Set down every entry word for word. Omit the pictures.

[Figure content listings]

▬▬▬

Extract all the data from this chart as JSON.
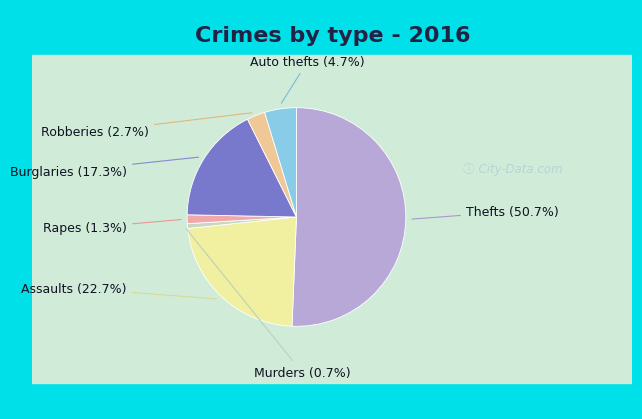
{
  "title": "Crimes by type - 2016",
  "labels": [
    "Thefts",
    "Assaults",
    "Murders",
    "Rapes",
    "Burglaries",
    "Robberies",
    "Auto thefts"
  ],
  "display_labels": [
    "Thefts (50.7%)",
    "Assaults (22.7%)",
    "Murders (0.7%)",
    "Rapes (1.3%)",
    "Burglaries (17.3%)",
    "Robberies (2.7%)",
    "Auto thefts (4.7%)"
  ],
  "values": [
    50.7,
    22.7,
    0.7,
    1.3,
    17.3,
    2.7,
    4.7
  ],
  "colors": [
    "#b8a8d8",
    "#f0f0a0",
    "#c8d8c0",
    "#f0a8a8",
    "#7878cc",
    "#f0c898",
    "#88cce8"
  ],
  "bg_cyan": "#00e0e8",
  "bg_main": "#d0ecd8",
  "title_fontsize": 16,
  "label_fontsize": 9,
  "title_color": "#222244",
  "label_color": "#111122",
  "line_color_thefts": "#a898cc",
  "line_color_assaults": "#d8d898",
  "line_color_murders": "#c0d0b8",
  "line_color_rapes": "#e89898",
  "line_color_burglaries": "#8888cc",
  "line_color_robberies": "#e0b878",
  "line_color_autothefts": "#78bcd8"
}
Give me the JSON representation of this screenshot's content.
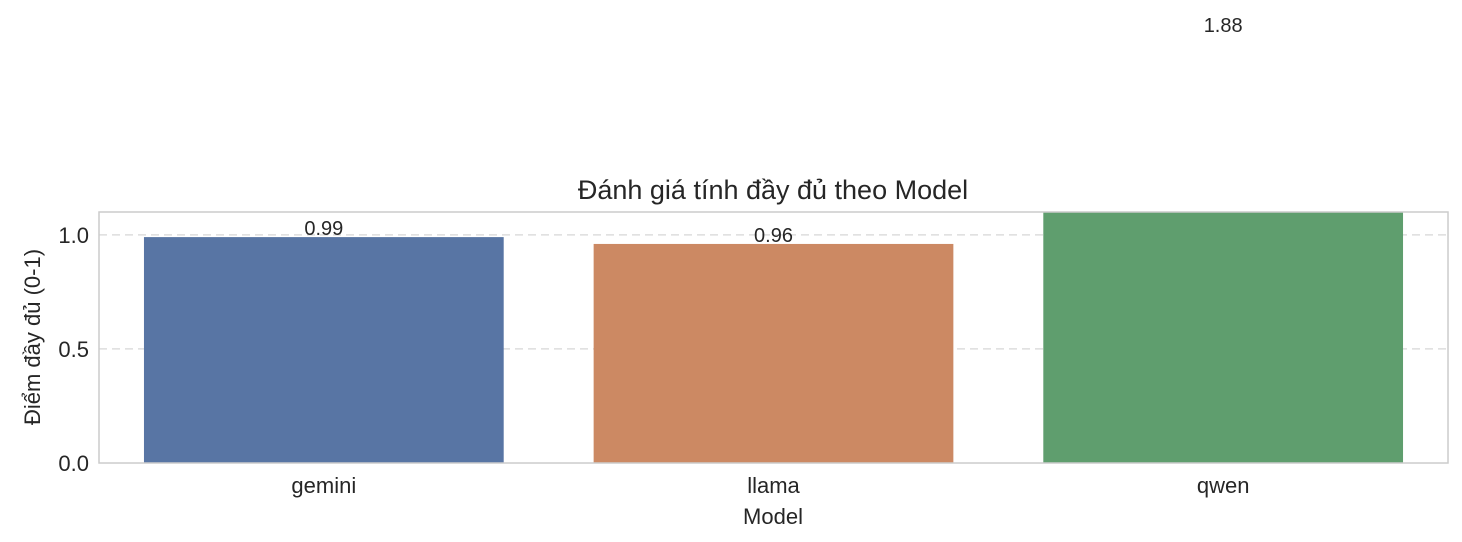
{
  "chart_data": {
    "type": "bar",
    "title": "Đánh giá tính đầy đủ theo Model",
    "xlabel": "Model",
    "ylabel": "Điểm đầy đủ (0-1)",
    "categories": [
      "gemini",
      "llama",
      "qwen"
    ],
    "values": [
      0.99,
      0.96,
      1.88
    ],
    "value_labels": [
      "0.99",
      "0.96",
      "1.88"
    ],
    "colors": [
      "#5875a4",
      "#cc8963",
      "#5f9e6e"
    ],
    "ylim": [
      0,
      1.1
    ],
    "yticks": [
      0.0,
      0.5,
      1.0
    ],
    "ytick_labels": [
      "0.0",
      "0.5",
      "1.0"
    ],
    "grid": "y-dashed",
    "legend": "none"
  }
}
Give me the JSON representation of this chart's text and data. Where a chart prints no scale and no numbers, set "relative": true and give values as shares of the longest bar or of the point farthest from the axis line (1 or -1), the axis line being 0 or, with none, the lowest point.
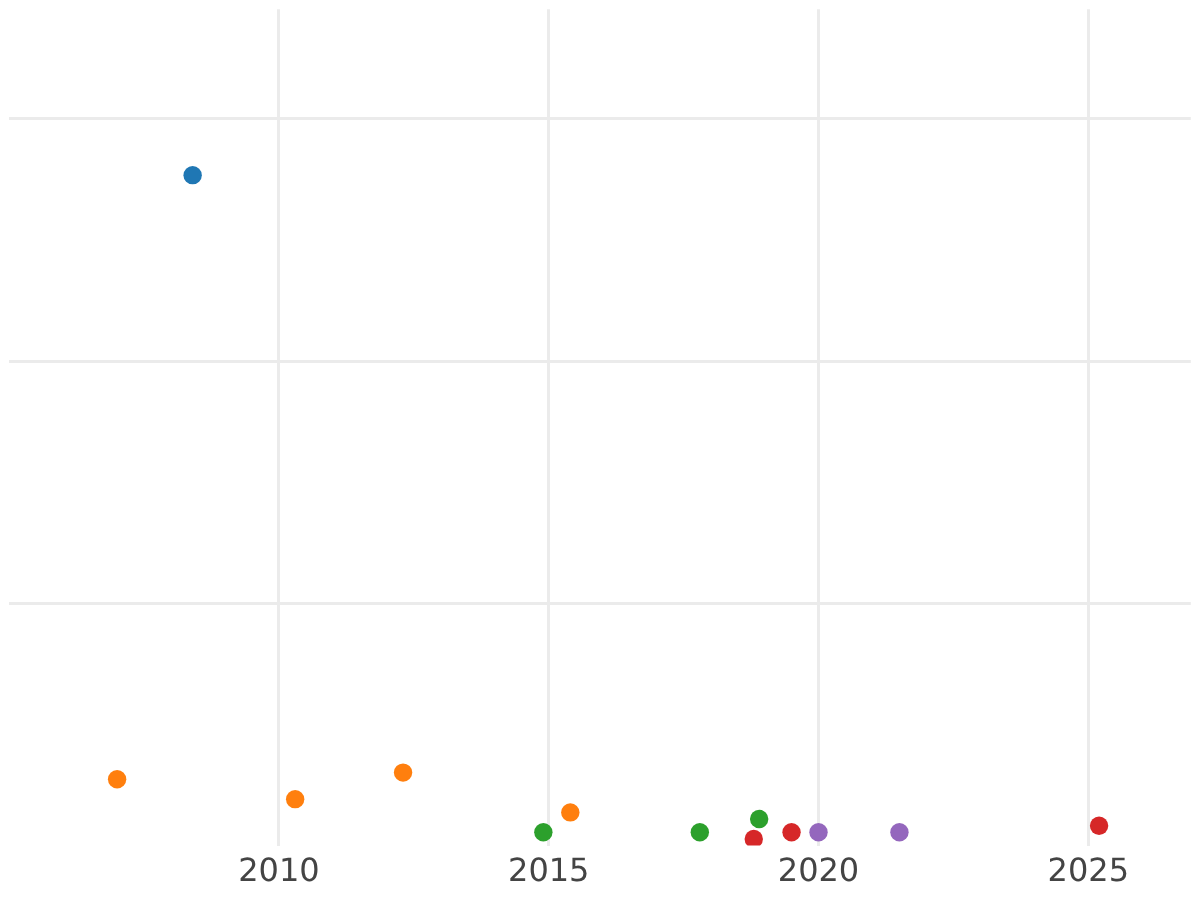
{
  "chart_data": {
    "type": "scatter",
    "relative": true,
    "grid": true,
    "marker": "circle",
    "xlim": [
      2005,
      2026.9
    ],
    "xticks": [
      2010,
      2015,
      2020,
      2025
    ],
    "series": [
      {
        "color": "#1f77b4",
        "x": [
          2008.4
        ],
        "values": [
          1
        ]
      },
      {
        "color": "#ff7f0e",
        "x": [
          2007.0,
          2010.3,
          2012.3,
          2015.4
        ],
        "values": [
          0.09,
          0.06,
          0.1,
          0.04
        ]
      },
      {
        "color": "#2ca02c",
        "x": [
          2014.9,
          2017.8,
          2018.9
        ],
        "values": [
          0.01,
          0.01,
          0.03
        ]
      },
      {
        "color": "#d62728",
        "x": [
          2018.8,
          2019.5,
          2025.2
        ],
        "values": [
          0,
          0.01,
          0.02
        ]
      },
      {
        "color": "#9467bd",
        "x": [
          2020.0,
          2021.5
        ],
        "values": [
          0.01,
          0.01
        ]
      }
    ]
  }
}
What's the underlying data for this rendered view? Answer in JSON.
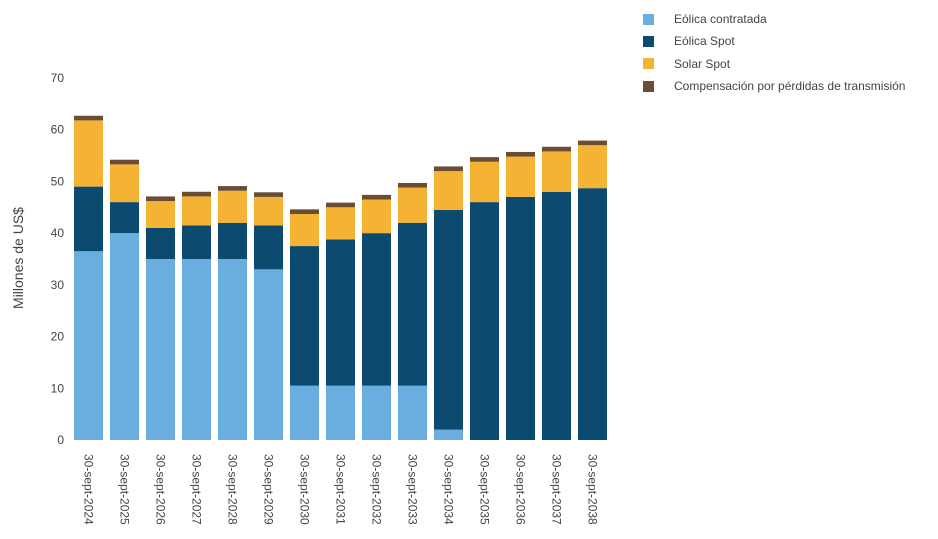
{
  "chart_data": {
    "type": "bar",
    "stacked": true,
    "title": "",
    "xlabel": "",
    "ylabel": "Millones de US$",
    "ylim": [
      0,
      70
    ],
    "yticks": [
      0,
      10,
      20,
      30,
      40,
      50,
      60,
      70
    ],
    "grid": false,
    "legend_position": "top-right",
    "categories": [
      "30-sept-2024",
      "30-sept-2025",
      "30-sept-2026",
      "30-sept-2027",
      "30-sept-2028",
      "30-sept-2029",
      "30-sept-2030",
      "30-sept-2031",
      "30-sept-2032",
      "30-sept-2033",
      "30-sept-2034",
      "30-sept-2035",
      "30-sept-2036",
      "30-sept-2037",
      "30-sept-2038"
    ],
    "series": [
      {
        "name": "Eólica contratada",
        "color": "#6aaee0",
        "values": [
          36.5,
          40.0,
          35.0,
          35.0,
          35.0,
          33.0,
          10.5,
          10.5,
          10.5,
          10.5,
          2.0,
          0,
          0,
          0,
          0
        ]
      },
      {
        "name": "Eólica Spot",
        "color": "#0d4a70",
        "values": [
          12.5,
          6.0,
          6.0,
          6.5,
          7.0,
          8.5,
          27.0,
          28.3,
          29.5,
          31.5,
          42.5,
          46.0,
          47.0,
          48.0,
          48.7
        ]
      },
      {
        "name": "Solar Spot",
        "color": "#f5b335",
        "values": [
          12.8,
          7.3,
          5.2,
          5.6,
          6.2,
          5.5,
          6.2,
          6.2,
          6.5,
          6.8,
          7.5,
          7.8,
          7.8,
          7.8,
          8.3
        ]
      },
      {
        "name": "Compensación por pérdidas de transmisión",
        "color": "#6b4d34",
        "values": [
          0.9,
          0.9,
          0.9,
          0.9,
          0.9,
          0.9,
          0.9,
          0.9,
          0.9,
          0.9,
          0.9,
          0.9,
          0.9,
          0.9,
          0.9
        ]
      }
    ]
  }
}
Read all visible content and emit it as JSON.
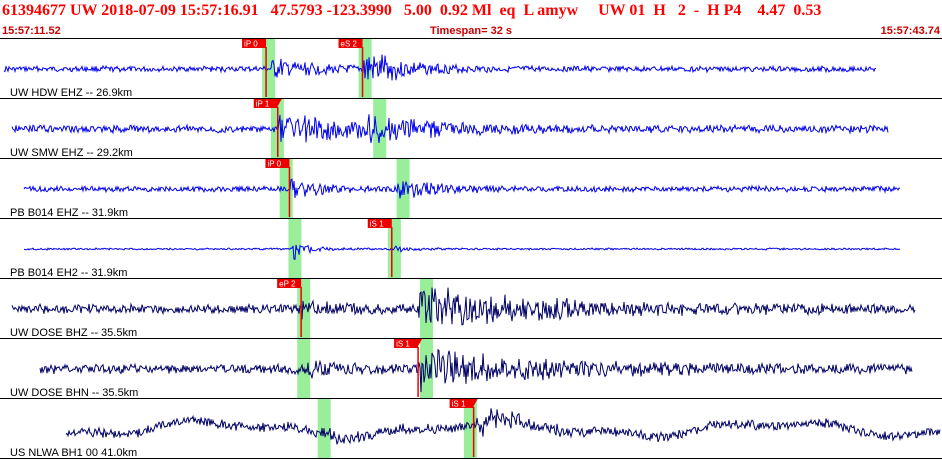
{
  "header": {
    "title": "61394677 UW 2018-07-09 15:57:16.91   47.5793 -123.3990   5.00  0.92 Ml  eq  L amyw     UW 01  H   2  -  H P4    4.47  0.53",
    "start_time": "15:57:11.52",
    "timespan": "Timespan=  32 s",
    "end_time": "15:57:43.74"
  },
  "colors": {
    "trace_blue": "#0000ee",
    "trace_navy": "#000066",
    "pick_red": "#ee0000",
    "window_green": "#99ee99",
    "header_red": "#ff0000"
  },
  "icons": {
    "pick_marker": "red-triangle-icon"
  },
  "channels": [
    {
      "label": "UW HDW EHZ -- 26.9km",
      "color": "blue",
      "picks": [
        {
          "label": "iP 0",
          "t": 9.1,
          "triangle": false
        },
        {
          "label": "eS 2",
          "t": 12.4,
          "triangle": false
        }
      ],
      "windows": [
        9.0,
        12.3
      ]
    },
    {
      "label": "UW SMW EHZ -- 29.2km",
      "color": "blue",
      "picks": [
        {
          "label": "iP 1",
          "t": 9.5,
          "triangle": true
        }
      ],
      "windows": [
        9.3,
        12.8
      ]
    },
    {
      "label": "PB B014 EHZ -- 31.9km",
      "color": "blue",
      "picks": [
        {
          "label": "iP 0",
          "t": 9.9,
          "triangle": false
        }
      ],
      "windows": [
        9.6,
        13.6
      ]
    },
    {
      "label": "PB B014 EH2 -- 31.9km",
      "color": "blue",
      "picks": [
        {
          "label": "iS 1",
          "t": 13.4,
          "triangle": false
        }
      ],
      "windows": [
        9.9,
        13.3
      ]
    },
    {
      "label": "UW DOSE BHZ -- 35.5km",
      "color": "navy",
      "picks": [
        {
          "label": "eP 2",
          "t": 10.3,
          "triangle": false
        }
      ],
      "windows": [
        10.2,
        14.4
      ]
    },
    {
      "label": "UW DOSE BHN -- 35.5km",
      "color": "navy",
      "picks": [
        {
          "label": "iS 1",
          "t": 14.3,
          "triangle": true
        }
      ],
      "windows": [
        10.2,
        14.4
      ]
    },
    {
      "label": "US NLWA BH1 00 41.0km",
      "color": "navy",
      "picks": [
        {
          "label": "iS 1",
          "t": 16.2,
          "triangle": true
        }
      ],
      "windows": [
        10.9,
        15.9
      ]
    }
  ]
}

▬▬▬

## Output below:
Extract all the data from this chart as JSON.
{
  "title": "Crimes by type - 2016",
  "labels": [
    "Thefts",
    "Assaults",
    "Murders",
    "Rapes",
    "Burglaries",
    "Robberies",
    "Auto thefts"
  ],
  "display_labels": [
    "Thefts (50.7%)",
    "Assaults (22.7%)",
    "Murders (0.7%)",
    "Rapes (1.3%)",
    "Burglaries (17.3%)",
    "Robberies (2.7%)",
    "Auto thefts (4.7%)"
  ],
  "values": [
    50.7,
    22.7,
    0.7,
    1.3,
    17.3,
    2.7,
    4.7
  ],
  "colors": [
    "#b8a8d8",
    "#f0f0a0",
    "#c8d8c0",
    "#f0a8a8",
    "#7878cc",
    "#f0c898",
    "#88cce8"
  ],
  "bg_cyan": "#00e0e8",
  "bg_main": "#d0ecd8",
  "title_fontsize": 16,
  "label_fontsize": 9,
  "title_color": "#222244",
  "label_color": "#111122",
  "line_color_thefts": "#a898cc",
  "line_color_assaults": "#d8d898",
  "line_color_murders": "#c0d0b8",
  "line_color_rapes": "#e89898",
  "line_color_burglaries": "#8888cc",
  "line_color_robberies": "#e0b878",
  "line_color_autothefts": "#78bcd8"
}
Give me the JSON representation of this screenshot's content.
{
  "chart_data": {
    "type": "bar",
    "title": "Đánh giá tính đầy đủ theo Model",
    "xlabel": "Model",
    "ylabel": "Điểm đầy đủ (0-1)",
    "categories": [
      "gemini",
      "llama",
      "qwen"
    ],
    "values": [
      0.99,
      0.96,
      1.88
    ],
    "value_labels": [
      "0.99",
      "0.96",
      "1.88"
    ],
    "colors": [
      "#5875a4",
      "#cc8963",
      "#5f9e6e"
    ],
    "ylim": [
      0,
      1.1
    ],
    "yticks": [
      0.0,
      0.5,
      1.0
    ],
    "ytick_labels": [
      "0.0",
      "0.5",
      "1.0"
    ],
    "grid": "y-dashed",
    "legend": "none"
  }
}
Give me the JSON representation of this chart's text and data. Where a chart prints no scale and no numbers, set "relative": true and give values as shares of the longest bar or of the point farthest from the axis line (1 or -1), the axis line being 0 or, with none, the lowest point.
{
  "chart_data": {
    "type": "scatter",
    "relative": true,
    "grid": true,
    "marker": "circle",
    "xlim": [
      2005,
      2026.9
    ],
    "xticks": [
      2010,
      2015,
      2020,
      2025
    ],
    "series": [
      {
        "color": "#1f77b4",
        "x": [
          2008.4
        ],
        "values": [
          1
        ]
      },
      {
        "color": "#ff7f0e",
        "x": [
          2007.0,
          2010.3,
          2012.3,
          2015.4
        ],
        "values": [
          0.09,
          0.06,
          0.1,
          0.04
        ]
      },
      {
        "color": "#2ca02c",
        "x": [
          2014.9,
          2017.8,
          2018.9
        ],
        "values": [
          0.01,
          0.01,
          0.03
        ]
      },
      {
        "color": "#d62728",
        "x": [
          2018.8,
          2019.5,
          2025.2
        ],
        "values": [
          0,
          0.01,
          0.02
        ]
      },
      {
        "color": "#9467bd",
        "x": [
          2020.0,
          2021.5
        ],
        "values": [
          0.01,
          0.01
        ]
      }
    ]
  }
}
What's the underlying data for this rendered view? Answer in JSON.
{
  "chart_data": {
    "type": "bar",
    "stacked": true,
    "title": "",
    "xlabel": "",
    "ylabel": "Millones de US$",
    "ylim": [
      0,
      70
    ],
    "yticks": [
      0,
      10,
      20,
      30,
      40,
      50,
      60,
      70
    ],
    "grid": false,
    "legend_position": "top-right",
    "categories": [
      "30-sept-2024",
      "30-sept-2025",
      "30-sept-2026",
      "30-sept-2027",
      "30-sept-2028",
      "30-sept-2029",
      "30-sept-2030",
      "30-sept-2031",
      "30-sept-2032",
      "30-sept-2033",
      "30-sept-2034",
      "30-sept-2035",
      "30-sept-2036",
      "30-sept-2037",
      "30-sept-2038"
    ],
    "series": [
      {
        "name": "Eólica contratada",
        "color": "#6aaee0",
        "values": [
          36.5,
          40.0,
          35.0,
          35.0,
          35.0,
          33.0,
          10.5,
          10.5,
          10.5,
          10.5,
          2.0,
          0,
          0,
          0,
          0
        ]
      },
      {
        "name": "Eólica Spot",
        "color": "#0d4a70",
        "values": [
          12.5,
          6.0,
          6.0,
          6.5,
          7.0,
          8.5,
          27.0,
          28.3,
          29.5,
          31.5,
          42.5,
          46.0,
          47.0,
          48.0,
          48.7
        ]
      },
      {
        "name": "Solar Spot",
        "color": "#f5b335",
        "values": [
          12.8,
          7.3,
          5.2,
          5.6,
          6.2,
          5.5,
          6.2,
          6.2,
          6.5,
          6.8,
          7.5,
          7.8,
          7.8,
          7.8,
          8.3
        ]
      },
      {
        "name": "Compensación por pérdidas de transmisión",
        "color": "#6b4d34",
        "values": [
          0.9,
          0.9,
          0.9,
          0.9,
          0.9,
          0.9,
          0.9,
          0.9,
          0.9,
          0.9,
          0.9,
          0.9,
          0.9,
          0.9,
          0.9
        ]
      }
    ]
  }
}
Read all visible content and emit it as JSON.
{
  "header": {
    "title": "61394677 UW 2018-07-09 15:57:16.91   47.5793 -123.3990   5.00  0.92 Ml  eq  L amyw     UW 01  H   2  -  H P4    4.47  0.53",
    "start_time": "15:57:11.52",
    "timespan": "Timespan=  32 s",
    "end_time": "15:57:43.74"
  },
  "colors": {
    "trace_blue": "#0000ee",
    "trace_navy": "#000066",
    "pick_red": "#ee0000",
    "window_green": "#99ee99",
    "header_red": "#ff0000"
  },
  "icons": {
    "pick_marker": "red-triangle-icon"
  },
  "channels": [
    {
      "label": "UW HDW EHZ -- 26.9km",
      "color": "blue",
      "picks": [
        {
          "label": "iP 0",
          "t": 9.1,
          "triangle": false
        },
        {
          "label": "eS 2",
          "t": 12.4,
          "triangle": false
        }
      ],
      "windows": [
        9.0,
        12.3
      ]
    },
    {
      "label": "UW SMW EHZ -- 29.2km",
      "color": "blue",
      "picks": [
        {
          "label": "iP 1",
          "t": 9.5,
          "triangle": true
        }
      ],
      "windows": [
        9.3,
        12.8
      ]
    },
    {
      "label": "PB B014 EHZ -- 31.9km",
      "color": "blue",
      "picks": [
        {
          "label": "iP 0",
          "t": 9.9,
          "triangle": false
        }
      ],
      "windows": [
        9.6,
        13.6
      ]
    },
    {
      "label": "PB B014 EH2 -- 31.9km",
      "color": "blue",
      "picks": [
        {
          "label": "iS 1",
          "t": 13.4,
          "triangle": false
        }
      ],
      "windows": [
        9.9,
        13.3
      ]
    },
    {
      "label": "UW DOSE BHZ -- 35.5km",
      "color": "navy",
      "picks": [
        {
          "label": "eP 2",
          "t": 10.3,
          "triangle": false
        }
      ],
      "windows": [
        10.2,
        14.4
      ]
    },
    {
      "label": "UW DOSE BHN -- 35.5km",
      "color": "navy",
      "picks": [
        {
          "label": "iS 1",
          "t": 14.3,
          "triangle": true
        }
      ],
      "windows": [
        10.2,
        14.4
      ]
    },
    {
      "label": "US NLWA BH1 00 41.0km",
      "color": "navy",
      "picks": [
        {
          "label": "iS 1",
          "t": 16.2,
          "triangle": true
        }
      ],
      "windows": [
        10.9,
        15.9
      ]
    }
  ]
}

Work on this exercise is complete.